▶ [ACTIVITIES]
a – Update the open banking text between "Common mistakes" and "nobody pays for.", inclusive, replacing "use case" with "customer need".
b – In one to three sentences, explain why the open banking text says that requesting more data than the use case requires is a mistake.

▶ [SELECTED EXTRACT]
↓↓↓

Three commercial models dominate:- Per-query pricing. The buyer pays per API call, per verification, or per decisioning request. Works for income verification, affordability checks, and credit decisioning. Typical range: £0.50 to £5 per query depending on data depth and buyer segment.
- Platform subscription. The buyer pays a monthly fee for access to the API and a defined volume of queries. Works for larger buyers with predictable volume. Typical range: £5,000 to £50,000 per month.
- Revenue share. The data product provider takes a percentage of the value generated — for example, a share of loans originated using the product’s decisioning. Higher risk, higher upside. Requires trust and transparency on both sides.
Common mistakes
- Building from data, not from use case. The API provides access to many data fields. Accessing all of them and building “something interesting” produces a product nobody pays for.
- Underestimating categorisation complexity. Transaction categorisation looks simple until you handle multi-currency accounts, split payments, bank-specific description formats, and edge cases. It is the hardest technical problem in open banking.
- Ignoring the 90-day re-consent requirement. Products requiring ongoing data access must build PSD2 re-consent into the user experience. Failing to do this causes silent data access loss.
- Over-scoping data access. Requesting more data than the use case requires reduces consent rates and increases regulatory risk. See consent and risk.
- Treating the API as the product. The API provides raw data. The product is the transformation. If the buyer could use the raw data directly, they would not need a data product provider.
- Neglecting multi-bank consistency. Data formats, field availability, and API reliability vary across banks. A product that works well with one bank but fails with another has a limited market.
Key takeaways
- Open banking data products transform raw transaction data into decisions. The value is in the transformation, not the data.
- Start from the buyer’s decision, not from the available data. The decision determines what to build, what data to access, and what commercial model works.
- Categorisation accuracy is the quality bottleneck. Invest in getting it right.
- Consent scope, retention policy, and the 90-day re-consent requirement must be designed into the product from the start.
- Three commercial models work: per-query, subscription, and revenue share. Match the model to the buyer’s procurement structure.

↑↑↑

▶ [EXTRACTED INFORMATION]
↓↓↓

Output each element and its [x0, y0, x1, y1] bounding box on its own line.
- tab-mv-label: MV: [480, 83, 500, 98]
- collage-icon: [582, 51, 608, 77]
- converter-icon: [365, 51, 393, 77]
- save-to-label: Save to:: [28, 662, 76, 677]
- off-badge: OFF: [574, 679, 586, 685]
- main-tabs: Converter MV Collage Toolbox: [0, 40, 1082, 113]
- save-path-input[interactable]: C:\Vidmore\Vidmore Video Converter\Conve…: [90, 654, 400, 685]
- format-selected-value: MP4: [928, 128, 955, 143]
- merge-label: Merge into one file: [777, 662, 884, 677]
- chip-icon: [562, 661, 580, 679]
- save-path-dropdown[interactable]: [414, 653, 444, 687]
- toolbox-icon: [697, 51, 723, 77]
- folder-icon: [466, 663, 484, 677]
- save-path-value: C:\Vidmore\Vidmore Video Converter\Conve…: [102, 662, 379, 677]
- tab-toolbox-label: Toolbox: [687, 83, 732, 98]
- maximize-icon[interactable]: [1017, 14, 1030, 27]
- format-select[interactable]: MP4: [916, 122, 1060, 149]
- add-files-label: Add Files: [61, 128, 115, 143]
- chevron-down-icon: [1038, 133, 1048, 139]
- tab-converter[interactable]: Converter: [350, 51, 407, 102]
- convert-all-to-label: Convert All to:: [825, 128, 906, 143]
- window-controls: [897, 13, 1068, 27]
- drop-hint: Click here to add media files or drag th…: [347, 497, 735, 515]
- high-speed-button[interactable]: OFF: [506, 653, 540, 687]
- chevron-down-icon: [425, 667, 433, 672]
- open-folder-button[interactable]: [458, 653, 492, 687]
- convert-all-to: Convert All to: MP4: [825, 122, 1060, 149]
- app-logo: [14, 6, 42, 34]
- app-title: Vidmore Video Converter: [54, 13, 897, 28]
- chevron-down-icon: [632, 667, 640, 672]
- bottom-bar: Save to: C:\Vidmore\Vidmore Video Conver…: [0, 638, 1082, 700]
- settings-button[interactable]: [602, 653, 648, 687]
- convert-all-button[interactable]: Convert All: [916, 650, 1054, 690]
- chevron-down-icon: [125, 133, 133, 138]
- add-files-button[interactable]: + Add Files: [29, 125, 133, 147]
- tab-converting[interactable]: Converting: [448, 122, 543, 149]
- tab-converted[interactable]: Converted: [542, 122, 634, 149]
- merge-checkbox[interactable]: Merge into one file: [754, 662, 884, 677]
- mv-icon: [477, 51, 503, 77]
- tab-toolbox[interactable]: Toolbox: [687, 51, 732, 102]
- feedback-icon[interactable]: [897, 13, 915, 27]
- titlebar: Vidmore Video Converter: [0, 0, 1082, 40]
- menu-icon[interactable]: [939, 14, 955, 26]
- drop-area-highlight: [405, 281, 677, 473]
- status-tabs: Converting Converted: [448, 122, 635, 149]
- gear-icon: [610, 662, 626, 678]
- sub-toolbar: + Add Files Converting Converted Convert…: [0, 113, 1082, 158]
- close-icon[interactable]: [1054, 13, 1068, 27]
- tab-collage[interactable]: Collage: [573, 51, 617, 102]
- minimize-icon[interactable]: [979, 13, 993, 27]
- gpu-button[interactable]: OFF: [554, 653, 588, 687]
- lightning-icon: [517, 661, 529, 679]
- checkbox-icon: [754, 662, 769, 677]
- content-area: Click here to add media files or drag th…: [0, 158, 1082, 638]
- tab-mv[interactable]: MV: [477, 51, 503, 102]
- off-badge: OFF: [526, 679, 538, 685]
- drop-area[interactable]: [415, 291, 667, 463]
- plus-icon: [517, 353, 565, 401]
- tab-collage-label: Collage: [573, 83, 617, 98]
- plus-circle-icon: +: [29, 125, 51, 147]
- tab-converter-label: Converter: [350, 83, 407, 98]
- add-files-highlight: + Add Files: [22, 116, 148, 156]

↑↑↑

▶ [ANSWER LIST]
a –
Common mistakes
- Building from data, not from customer need. The API provides access to many data fields. Accessing all of them and building “something interesting” produces a product nobody pays for.

b – Requesting more data than the use case requires lowers consent rates. It also increases regulatory risk.